• Work to complete: For the listing below, give the number of lines in which "Brunswick" occurs. Add nothing.

** Start Task input **

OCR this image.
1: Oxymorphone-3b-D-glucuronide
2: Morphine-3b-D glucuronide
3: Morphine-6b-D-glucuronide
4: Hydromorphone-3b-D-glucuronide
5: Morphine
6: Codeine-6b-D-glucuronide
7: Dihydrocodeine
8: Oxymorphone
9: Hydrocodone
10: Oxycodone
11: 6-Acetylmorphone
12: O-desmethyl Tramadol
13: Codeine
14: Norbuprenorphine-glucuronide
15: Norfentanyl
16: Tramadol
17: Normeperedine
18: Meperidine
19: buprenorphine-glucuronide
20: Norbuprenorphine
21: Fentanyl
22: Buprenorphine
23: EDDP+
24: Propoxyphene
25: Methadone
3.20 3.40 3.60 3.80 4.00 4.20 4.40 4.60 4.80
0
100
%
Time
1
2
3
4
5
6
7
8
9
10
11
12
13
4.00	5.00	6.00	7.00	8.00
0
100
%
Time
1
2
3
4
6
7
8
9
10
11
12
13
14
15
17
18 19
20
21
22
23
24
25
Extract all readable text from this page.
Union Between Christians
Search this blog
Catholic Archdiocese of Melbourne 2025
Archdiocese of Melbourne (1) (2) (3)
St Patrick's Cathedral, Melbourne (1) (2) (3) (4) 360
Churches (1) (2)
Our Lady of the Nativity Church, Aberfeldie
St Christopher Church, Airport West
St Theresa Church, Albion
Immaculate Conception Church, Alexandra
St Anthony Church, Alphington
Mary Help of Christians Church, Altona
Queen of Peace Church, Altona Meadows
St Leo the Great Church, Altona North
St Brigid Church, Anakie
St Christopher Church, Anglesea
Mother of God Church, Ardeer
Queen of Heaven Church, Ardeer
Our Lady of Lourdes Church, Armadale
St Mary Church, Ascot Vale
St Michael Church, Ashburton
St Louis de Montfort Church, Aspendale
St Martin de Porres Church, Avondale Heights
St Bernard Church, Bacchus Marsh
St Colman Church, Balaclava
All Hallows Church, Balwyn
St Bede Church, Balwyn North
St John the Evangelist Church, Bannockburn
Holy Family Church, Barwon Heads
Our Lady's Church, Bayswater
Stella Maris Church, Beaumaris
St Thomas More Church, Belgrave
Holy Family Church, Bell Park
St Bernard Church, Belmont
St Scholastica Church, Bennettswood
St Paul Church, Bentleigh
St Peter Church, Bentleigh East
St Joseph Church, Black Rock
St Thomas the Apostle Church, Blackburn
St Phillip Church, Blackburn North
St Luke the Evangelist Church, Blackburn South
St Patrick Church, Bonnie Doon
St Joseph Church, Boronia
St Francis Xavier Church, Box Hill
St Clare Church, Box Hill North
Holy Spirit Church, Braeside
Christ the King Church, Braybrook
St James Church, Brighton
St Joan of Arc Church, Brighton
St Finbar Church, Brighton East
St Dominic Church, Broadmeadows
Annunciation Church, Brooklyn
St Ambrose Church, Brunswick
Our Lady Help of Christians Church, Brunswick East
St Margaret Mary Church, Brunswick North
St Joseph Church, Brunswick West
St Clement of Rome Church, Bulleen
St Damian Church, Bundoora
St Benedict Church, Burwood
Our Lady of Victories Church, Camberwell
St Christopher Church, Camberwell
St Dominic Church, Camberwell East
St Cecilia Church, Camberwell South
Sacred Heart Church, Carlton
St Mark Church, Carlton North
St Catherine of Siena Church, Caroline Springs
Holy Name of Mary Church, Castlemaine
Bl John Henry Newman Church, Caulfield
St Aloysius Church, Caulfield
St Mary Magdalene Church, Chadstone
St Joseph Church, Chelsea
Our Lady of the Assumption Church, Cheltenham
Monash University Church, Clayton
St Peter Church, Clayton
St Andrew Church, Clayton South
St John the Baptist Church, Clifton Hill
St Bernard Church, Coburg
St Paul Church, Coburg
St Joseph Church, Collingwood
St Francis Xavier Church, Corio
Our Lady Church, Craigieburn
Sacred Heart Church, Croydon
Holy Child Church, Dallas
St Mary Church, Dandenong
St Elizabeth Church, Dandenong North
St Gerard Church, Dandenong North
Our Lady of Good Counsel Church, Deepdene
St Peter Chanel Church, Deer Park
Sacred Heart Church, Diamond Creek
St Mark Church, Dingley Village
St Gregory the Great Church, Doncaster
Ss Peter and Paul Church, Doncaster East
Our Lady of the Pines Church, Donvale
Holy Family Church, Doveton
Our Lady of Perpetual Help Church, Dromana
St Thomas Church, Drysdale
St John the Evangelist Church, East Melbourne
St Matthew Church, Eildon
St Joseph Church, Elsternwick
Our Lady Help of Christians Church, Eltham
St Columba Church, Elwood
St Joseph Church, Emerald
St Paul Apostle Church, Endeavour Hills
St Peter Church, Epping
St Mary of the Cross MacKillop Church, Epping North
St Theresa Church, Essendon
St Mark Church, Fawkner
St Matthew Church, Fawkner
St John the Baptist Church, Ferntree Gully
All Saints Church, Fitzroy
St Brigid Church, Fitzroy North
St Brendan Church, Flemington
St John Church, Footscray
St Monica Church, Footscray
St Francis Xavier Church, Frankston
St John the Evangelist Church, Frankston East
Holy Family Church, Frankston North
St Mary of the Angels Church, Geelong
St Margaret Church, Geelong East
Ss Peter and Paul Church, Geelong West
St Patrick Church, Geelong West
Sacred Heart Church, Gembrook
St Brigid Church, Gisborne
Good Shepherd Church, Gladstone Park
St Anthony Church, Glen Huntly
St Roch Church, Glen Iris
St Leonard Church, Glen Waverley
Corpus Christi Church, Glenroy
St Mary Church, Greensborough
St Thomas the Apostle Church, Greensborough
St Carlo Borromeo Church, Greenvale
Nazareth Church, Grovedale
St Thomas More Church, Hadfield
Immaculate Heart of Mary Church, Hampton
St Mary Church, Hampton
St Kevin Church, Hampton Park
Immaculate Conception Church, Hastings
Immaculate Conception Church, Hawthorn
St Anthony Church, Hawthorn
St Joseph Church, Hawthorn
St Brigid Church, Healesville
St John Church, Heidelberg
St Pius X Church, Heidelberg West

** End Task input **

• The response: 4